§ EXERCISE OBJECTIVE
Extract each line containing the string "your".
BEGIN PROVIDED MATERIAL
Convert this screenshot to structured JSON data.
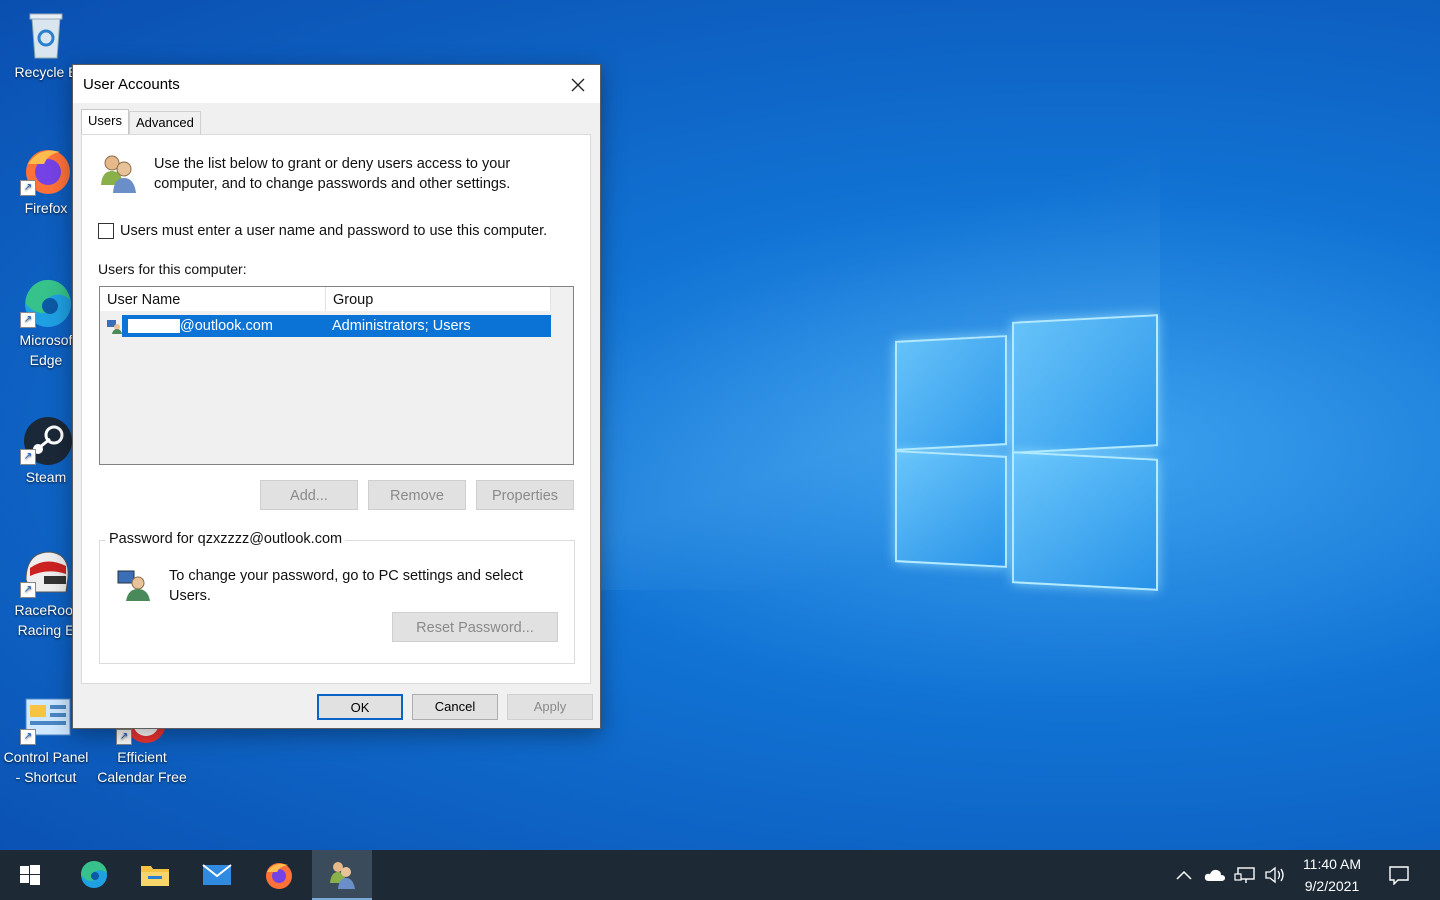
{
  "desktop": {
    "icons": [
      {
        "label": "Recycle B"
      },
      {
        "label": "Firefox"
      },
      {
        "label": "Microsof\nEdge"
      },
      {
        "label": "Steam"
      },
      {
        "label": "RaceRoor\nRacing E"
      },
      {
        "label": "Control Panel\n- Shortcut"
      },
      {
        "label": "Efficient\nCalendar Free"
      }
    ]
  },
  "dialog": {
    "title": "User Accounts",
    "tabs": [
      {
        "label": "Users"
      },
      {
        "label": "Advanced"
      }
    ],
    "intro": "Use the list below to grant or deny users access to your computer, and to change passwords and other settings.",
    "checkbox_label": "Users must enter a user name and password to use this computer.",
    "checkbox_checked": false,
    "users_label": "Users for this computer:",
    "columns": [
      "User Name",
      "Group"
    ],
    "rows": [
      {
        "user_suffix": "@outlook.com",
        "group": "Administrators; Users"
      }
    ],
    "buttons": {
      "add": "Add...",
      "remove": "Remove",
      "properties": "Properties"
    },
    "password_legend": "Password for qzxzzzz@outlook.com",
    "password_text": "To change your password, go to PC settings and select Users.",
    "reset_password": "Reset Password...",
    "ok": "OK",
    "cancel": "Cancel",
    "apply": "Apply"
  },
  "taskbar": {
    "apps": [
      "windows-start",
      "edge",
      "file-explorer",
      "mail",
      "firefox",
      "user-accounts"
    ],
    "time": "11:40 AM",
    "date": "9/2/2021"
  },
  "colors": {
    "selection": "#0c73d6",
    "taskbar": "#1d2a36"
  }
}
END PROVIDED MATERIAL
BEGIN PROVIDED MATERIAL
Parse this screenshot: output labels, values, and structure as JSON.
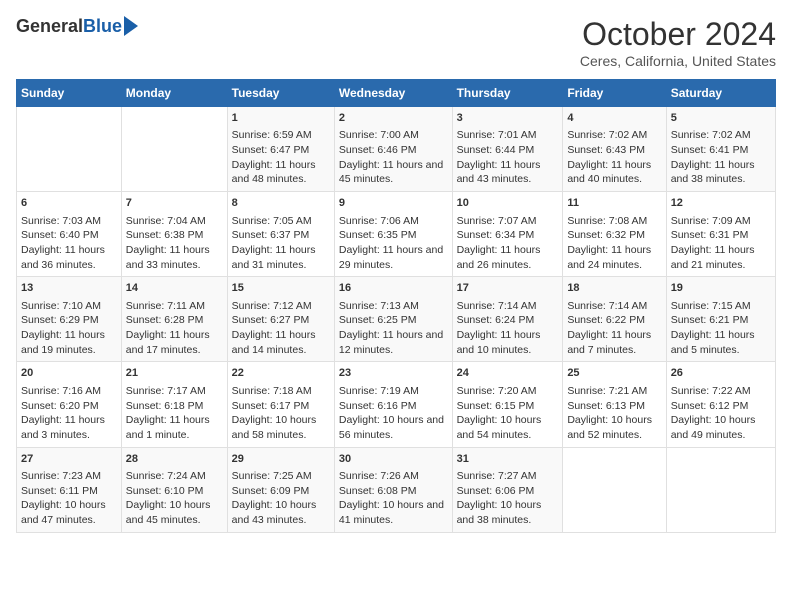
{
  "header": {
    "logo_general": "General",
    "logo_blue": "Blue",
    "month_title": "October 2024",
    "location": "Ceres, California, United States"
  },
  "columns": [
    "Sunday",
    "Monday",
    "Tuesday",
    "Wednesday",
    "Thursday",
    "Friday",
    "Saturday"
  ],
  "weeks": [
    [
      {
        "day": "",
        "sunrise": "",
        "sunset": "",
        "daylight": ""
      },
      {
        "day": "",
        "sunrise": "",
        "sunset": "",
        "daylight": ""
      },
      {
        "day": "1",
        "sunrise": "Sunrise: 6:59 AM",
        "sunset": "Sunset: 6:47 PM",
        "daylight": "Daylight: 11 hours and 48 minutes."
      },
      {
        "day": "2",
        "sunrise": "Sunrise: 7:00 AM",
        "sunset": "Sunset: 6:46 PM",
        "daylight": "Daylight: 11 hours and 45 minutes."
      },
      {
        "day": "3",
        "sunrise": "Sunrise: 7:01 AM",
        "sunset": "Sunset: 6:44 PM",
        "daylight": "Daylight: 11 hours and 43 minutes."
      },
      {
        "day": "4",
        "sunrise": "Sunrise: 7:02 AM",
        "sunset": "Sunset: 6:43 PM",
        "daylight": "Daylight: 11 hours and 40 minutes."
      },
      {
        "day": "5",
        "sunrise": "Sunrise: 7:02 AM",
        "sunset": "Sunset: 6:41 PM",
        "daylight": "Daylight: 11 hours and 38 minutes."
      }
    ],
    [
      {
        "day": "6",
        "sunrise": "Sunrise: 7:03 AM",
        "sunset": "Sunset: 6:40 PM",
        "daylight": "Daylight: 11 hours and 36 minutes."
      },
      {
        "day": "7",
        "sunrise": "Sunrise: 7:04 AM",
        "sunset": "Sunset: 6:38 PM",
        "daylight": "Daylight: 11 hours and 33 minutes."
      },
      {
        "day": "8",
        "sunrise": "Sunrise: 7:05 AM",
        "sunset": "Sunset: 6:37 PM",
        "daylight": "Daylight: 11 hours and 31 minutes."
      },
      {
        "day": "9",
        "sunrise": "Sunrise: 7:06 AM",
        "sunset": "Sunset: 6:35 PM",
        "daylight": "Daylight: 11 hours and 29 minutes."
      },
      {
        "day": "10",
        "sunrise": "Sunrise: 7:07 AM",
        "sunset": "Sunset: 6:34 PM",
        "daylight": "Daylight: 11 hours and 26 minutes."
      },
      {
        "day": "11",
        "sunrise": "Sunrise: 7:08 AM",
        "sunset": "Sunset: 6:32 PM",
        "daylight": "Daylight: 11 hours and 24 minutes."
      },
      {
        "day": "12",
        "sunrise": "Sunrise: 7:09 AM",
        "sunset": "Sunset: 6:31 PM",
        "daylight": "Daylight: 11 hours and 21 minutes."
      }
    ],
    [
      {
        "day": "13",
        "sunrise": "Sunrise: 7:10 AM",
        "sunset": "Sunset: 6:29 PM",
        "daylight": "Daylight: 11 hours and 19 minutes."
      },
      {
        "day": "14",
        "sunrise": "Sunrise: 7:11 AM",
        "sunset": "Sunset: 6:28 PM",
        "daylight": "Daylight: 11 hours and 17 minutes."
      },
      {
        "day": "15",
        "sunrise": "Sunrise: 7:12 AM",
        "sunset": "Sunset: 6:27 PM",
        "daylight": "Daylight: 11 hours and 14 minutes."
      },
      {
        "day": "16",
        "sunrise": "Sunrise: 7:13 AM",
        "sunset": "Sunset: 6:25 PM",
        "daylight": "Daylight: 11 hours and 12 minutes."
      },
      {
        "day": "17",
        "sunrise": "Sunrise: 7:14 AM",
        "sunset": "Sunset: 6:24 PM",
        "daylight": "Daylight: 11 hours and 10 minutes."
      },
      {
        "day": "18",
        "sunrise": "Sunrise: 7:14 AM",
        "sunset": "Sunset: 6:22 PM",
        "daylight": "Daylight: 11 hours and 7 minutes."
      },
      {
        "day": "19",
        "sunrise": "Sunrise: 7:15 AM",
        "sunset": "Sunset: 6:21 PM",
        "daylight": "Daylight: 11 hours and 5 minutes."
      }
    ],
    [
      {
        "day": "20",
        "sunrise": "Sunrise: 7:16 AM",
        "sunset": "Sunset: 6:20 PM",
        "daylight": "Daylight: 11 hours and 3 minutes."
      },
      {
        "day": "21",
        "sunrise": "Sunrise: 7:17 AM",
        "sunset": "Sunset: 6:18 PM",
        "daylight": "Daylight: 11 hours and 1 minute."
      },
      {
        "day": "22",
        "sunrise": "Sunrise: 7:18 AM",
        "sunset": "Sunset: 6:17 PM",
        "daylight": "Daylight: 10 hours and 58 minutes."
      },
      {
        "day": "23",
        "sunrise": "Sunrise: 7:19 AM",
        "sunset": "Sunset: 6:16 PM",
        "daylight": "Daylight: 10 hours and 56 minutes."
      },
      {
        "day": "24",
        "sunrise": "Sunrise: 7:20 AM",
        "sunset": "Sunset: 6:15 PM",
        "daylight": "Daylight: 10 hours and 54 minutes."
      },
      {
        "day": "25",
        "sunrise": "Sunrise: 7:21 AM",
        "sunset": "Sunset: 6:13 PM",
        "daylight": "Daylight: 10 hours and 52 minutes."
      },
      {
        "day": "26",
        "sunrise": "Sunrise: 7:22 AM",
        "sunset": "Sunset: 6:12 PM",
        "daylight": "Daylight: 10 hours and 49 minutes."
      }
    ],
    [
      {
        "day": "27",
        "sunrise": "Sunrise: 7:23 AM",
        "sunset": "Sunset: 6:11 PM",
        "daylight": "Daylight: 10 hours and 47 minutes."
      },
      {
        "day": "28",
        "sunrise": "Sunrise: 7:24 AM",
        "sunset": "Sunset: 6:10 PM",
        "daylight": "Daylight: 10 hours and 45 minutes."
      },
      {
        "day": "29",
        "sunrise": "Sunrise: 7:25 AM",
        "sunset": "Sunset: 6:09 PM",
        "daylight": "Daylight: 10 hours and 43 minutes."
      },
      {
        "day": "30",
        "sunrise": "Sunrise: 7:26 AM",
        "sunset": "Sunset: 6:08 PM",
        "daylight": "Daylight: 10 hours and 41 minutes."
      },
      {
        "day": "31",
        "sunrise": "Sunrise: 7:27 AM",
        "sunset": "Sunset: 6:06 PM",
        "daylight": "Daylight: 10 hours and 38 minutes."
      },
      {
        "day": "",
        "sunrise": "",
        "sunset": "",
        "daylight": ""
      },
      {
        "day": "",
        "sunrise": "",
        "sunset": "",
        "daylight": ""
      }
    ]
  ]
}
END PROVIDED MATERIAL
BEGIN PROVIDED MATERIAL
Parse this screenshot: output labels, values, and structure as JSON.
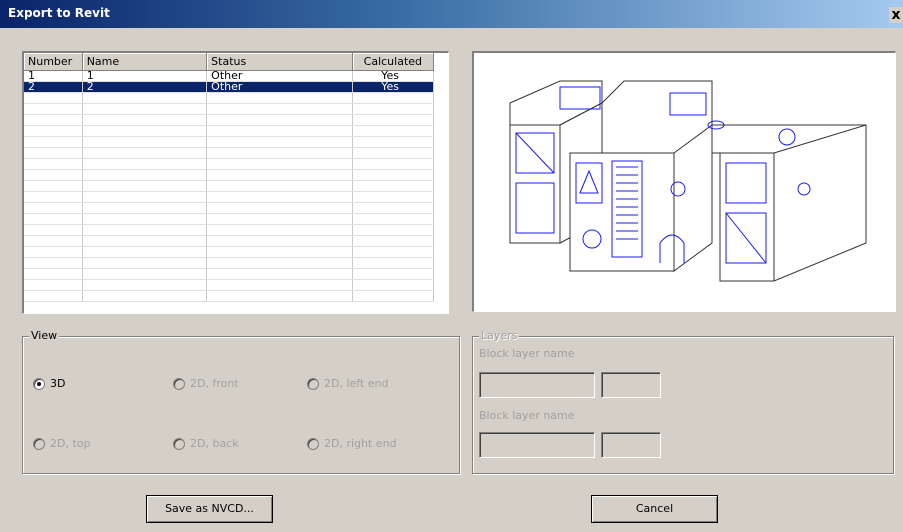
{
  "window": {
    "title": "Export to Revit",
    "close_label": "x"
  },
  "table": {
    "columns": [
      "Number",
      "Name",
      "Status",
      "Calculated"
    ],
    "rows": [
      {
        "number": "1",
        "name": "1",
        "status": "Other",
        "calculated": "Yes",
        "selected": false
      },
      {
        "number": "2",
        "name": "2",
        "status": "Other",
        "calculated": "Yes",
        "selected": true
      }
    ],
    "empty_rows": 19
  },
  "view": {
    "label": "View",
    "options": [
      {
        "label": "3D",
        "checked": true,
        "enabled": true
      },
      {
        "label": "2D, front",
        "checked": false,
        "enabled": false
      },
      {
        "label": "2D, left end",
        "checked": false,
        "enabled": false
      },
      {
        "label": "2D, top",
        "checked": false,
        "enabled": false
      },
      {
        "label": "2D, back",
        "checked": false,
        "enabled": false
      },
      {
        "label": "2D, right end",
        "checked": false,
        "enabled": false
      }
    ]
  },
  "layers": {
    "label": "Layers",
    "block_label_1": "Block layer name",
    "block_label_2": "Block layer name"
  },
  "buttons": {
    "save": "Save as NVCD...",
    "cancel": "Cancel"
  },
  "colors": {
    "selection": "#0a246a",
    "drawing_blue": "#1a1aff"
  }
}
END PROVIDED MATERIAL
§ WRITTEN RESPONSE
    "intro": "Use the list below to grant or deny users access to your computer, and to change passwords and other settings.",
    "password_text": "To change your password, go to PC settings and select Users.",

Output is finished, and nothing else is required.